>> begin AVAILABLE DATA

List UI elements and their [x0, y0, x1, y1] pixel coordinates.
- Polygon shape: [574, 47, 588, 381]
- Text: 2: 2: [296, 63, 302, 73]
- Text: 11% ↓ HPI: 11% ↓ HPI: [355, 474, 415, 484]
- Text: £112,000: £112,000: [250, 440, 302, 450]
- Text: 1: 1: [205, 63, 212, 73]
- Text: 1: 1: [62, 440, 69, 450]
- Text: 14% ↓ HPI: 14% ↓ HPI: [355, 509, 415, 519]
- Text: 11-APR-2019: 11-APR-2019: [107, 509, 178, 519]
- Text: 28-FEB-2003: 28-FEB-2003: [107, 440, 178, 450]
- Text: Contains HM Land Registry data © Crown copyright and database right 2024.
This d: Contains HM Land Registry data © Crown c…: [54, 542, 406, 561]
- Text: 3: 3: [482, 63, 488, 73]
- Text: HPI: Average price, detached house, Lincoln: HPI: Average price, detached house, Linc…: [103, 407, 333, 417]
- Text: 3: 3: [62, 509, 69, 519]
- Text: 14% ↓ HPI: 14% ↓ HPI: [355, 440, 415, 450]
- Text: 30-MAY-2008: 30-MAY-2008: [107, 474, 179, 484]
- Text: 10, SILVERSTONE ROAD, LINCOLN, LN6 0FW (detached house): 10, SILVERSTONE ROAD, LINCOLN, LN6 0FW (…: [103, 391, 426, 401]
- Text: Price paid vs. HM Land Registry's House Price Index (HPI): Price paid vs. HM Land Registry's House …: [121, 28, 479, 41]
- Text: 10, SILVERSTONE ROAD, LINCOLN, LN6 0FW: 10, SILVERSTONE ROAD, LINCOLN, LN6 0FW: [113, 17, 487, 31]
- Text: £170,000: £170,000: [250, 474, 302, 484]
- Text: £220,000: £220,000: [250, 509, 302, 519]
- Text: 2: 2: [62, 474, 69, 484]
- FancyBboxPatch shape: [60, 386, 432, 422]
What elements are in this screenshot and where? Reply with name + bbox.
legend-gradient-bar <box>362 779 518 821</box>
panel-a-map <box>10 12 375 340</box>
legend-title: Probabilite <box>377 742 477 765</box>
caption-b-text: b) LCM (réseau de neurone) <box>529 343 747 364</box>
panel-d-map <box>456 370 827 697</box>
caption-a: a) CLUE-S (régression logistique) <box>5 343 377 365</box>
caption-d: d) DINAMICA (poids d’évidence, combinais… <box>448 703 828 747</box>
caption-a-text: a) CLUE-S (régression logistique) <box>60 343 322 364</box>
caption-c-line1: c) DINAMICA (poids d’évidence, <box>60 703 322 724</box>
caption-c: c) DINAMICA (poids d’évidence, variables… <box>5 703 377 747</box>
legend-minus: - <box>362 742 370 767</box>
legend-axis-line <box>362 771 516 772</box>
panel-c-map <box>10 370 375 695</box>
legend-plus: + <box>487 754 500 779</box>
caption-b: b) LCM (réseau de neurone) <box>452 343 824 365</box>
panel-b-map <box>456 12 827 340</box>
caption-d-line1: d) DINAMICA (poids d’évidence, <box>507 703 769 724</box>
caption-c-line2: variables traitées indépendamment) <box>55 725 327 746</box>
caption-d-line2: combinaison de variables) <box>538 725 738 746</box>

>> end AVAILABLE DATA

▶ [EXERCISE GOAL]:
Update the records above by replacing every "HPI" with "price index", and leave everything else unchanged.

▶ [FULL SOLUTION]:
List UI elements and their [x0, y0, x1, y1] pixel coordinates.
- Polygon shape: [574, 47, 588, 381]
- Text: 2: 2: [296, 63, 302, 73]
- Text: 11% ↓ price index: 11% ↓ price index: [355, 474, 415, 484]
- Text: £112,000: £112,000: [250, 440, 302, 450]
- Text: 1: 1: [205, 63, 212, 73]
- Text: 1: 1: [62, 440, 69, 450]
- Text: 14% ↓ price index: 14% ↓ price index: [355, 509, 415, 519]
- Text: 11-APR-2019: 11-APR-2019: [107, 509, 178, 519]
- Text: 28-FEB-2003: 28-FEB-2003: [107, 440, 178, 450]
- Text: Contains HM Land Registry data © Crown copyright and database right 2024.
This d: Contains HM Land Registry data © Crown c…: [54, 542, 406, 561]
- Text: 3: 3: [482, 63, 488, 73]
- Text: price index: Average price, detached house, Lincoln: price index: Average price, detached house, Linc…: [103, 407, 333, 417]
- Text: 3: 3: [62, 509, 69, 519]
- Text: 14% ↓ price index: 14% ↓ price index: [355, 440, 415, 450]
- Text: 30-MAY-2008: 30-MAY-2008: [107, 474, 179, 484]
- Text: 10, SILVERSTONE ROAD, LINCOLN, LN6 0FW (detached house): 10, SILVERSTONE ROAD, LINCOLN, LN6 0FW (…: [103, 391, 426, 401]
- Text: Price paid vs. HM Land Registry's House Price Index (price index): Price paid vs. HM Land Registry's House …: [121, 28, 479, 41]
- Text: 10, SILVERSTONE ROAD, LINCOLN, LN6 0FW: 10, SILVERSTONE ROAD, LINCOLN, LN6 0FW: [113, 17, 487, 31]
- Text: £170,000: £170,000: [250, 474, 302, 484]
- Text: £220,000: £220,000: [250, 509, 302, 519]
- Text: 2: 2: [62, 474, 69, 484]
- FancyBboxPatch shape: [60, 386, 432, 422]
What elements are in this screenshot and where? Reply with name + bbox.
legend-gradient-bar <box>362 779 518 821</box>
panel-a-map <box>10 12 375 340</box>
legend-title: Probabilite <box>377 742 477 765</box>
caption-b-text: b) LCM (réseau de neurone) <box>529 343 747 364</box>
panel-d-map <box>456 370 827 697</box>
caption-a: a) CLUE-S (régression logistique) <box>5 343 377 365</box>
caption-d: d) DINAMICA (poids d’évidence, combinais… <box>448 703 828 747</box>
caption-a-text: a) CLUE-S (régression logistique) <box>60 343 322 364</box>
caption-c-line1: c) DINAMICA (poids d’évidence, <box>60 703 322 724</box>
caption-c: c) DINAMICA (poids d’évidence, variables… <box>5 703 377 747</box>
legend-minus: - <box>362 742 370 767</box>
legend-axis-line <box>362 771 516 772</box>
panel-c-map <box>10 370 375 695</box>
legend-plus: + <box>487 754 500 779</box>
caption-b: b) LCM (réseau de neurone) <box>452 343 824 365</box>
panel-b-map <box>456 12 827 340</box>
caption-d-line1: d) DINAMICA (poids d’évidence, <box>507 703 769 724</box>
caption-c-line2: variables traitées indépendamment) <box>55 725 327 746</box>
caption-d-line2: combinaison de variables) <box>538 725 738 746</box>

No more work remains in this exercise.